Extracted data:
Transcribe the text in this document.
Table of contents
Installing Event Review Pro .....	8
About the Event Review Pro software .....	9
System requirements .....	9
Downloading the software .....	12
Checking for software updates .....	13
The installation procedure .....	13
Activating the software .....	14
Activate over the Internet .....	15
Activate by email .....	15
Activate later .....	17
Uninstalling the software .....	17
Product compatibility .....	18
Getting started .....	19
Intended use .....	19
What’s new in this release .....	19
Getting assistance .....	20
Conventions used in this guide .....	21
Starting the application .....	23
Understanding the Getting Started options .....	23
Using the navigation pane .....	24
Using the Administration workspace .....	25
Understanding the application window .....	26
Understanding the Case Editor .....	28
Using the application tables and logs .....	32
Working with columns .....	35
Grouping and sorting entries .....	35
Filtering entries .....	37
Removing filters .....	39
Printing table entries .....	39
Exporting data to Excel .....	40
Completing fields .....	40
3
...
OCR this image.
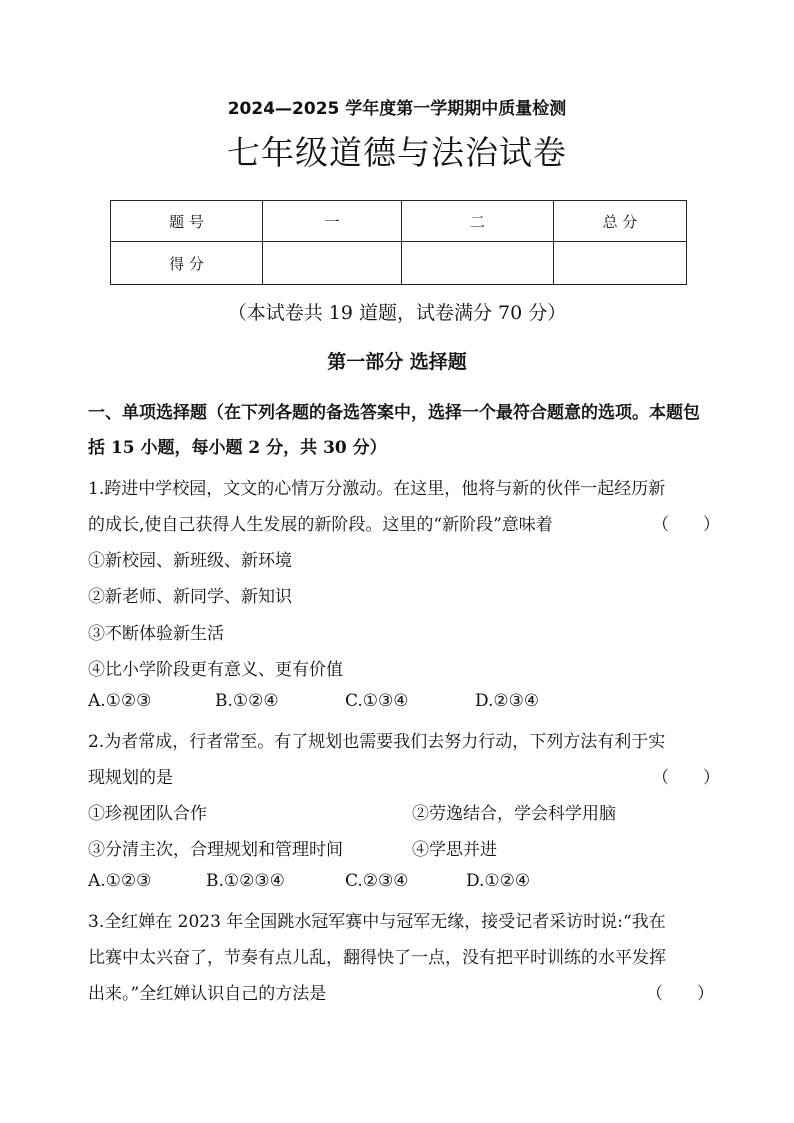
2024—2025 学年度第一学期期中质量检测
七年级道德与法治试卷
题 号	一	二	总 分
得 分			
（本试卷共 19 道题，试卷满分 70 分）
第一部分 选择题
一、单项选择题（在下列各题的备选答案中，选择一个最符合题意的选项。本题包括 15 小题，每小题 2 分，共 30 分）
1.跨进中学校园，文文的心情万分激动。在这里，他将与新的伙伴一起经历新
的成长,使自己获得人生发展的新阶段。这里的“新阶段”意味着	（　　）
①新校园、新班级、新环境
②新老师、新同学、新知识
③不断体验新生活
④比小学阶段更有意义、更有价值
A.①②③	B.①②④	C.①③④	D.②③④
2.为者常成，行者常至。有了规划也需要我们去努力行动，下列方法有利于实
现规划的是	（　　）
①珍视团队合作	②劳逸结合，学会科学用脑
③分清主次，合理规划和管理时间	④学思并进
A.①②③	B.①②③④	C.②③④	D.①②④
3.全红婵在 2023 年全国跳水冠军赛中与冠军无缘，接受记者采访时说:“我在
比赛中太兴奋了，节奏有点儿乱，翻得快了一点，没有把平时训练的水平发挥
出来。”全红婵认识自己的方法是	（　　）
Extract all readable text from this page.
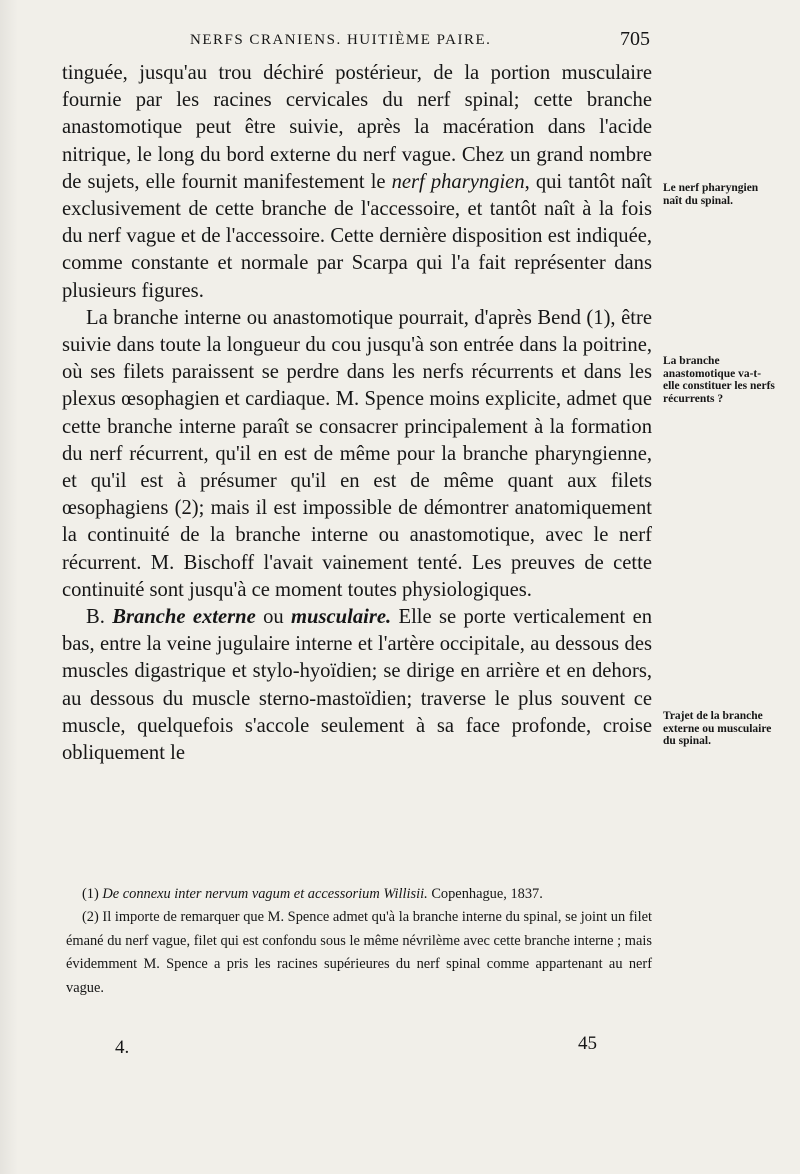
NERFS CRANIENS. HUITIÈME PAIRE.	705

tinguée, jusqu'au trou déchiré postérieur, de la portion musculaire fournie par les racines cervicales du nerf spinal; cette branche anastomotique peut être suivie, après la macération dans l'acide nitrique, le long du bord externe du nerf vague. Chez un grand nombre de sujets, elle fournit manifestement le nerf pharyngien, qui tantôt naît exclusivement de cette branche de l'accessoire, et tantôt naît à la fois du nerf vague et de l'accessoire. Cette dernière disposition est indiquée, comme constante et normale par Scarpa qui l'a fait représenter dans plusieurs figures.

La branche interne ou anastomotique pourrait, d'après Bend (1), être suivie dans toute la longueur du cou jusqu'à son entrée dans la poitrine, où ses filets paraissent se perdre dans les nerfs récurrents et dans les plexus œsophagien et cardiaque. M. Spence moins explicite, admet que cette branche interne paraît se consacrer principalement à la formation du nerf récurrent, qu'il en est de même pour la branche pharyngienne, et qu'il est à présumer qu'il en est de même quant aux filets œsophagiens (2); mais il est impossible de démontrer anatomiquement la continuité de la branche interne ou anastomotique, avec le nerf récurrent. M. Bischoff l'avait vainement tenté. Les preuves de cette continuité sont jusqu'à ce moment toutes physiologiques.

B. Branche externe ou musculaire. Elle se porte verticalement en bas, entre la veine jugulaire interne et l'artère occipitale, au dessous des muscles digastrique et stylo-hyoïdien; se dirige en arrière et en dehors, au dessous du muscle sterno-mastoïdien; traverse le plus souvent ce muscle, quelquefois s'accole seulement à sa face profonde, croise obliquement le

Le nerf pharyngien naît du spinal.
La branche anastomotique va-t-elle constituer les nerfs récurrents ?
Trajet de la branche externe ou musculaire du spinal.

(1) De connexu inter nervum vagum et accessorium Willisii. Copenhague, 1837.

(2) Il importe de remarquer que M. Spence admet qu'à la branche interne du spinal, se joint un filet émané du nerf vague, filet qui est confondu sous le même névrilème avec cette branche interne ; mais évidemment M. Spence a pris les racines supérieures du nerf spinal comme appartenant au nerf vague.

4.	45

Exercise brief:
Return each line of the data that contains the string "Getting".

The response:
Getting started .....	19
Getting assistance .....	20
Understanding the Getting Started options .....	23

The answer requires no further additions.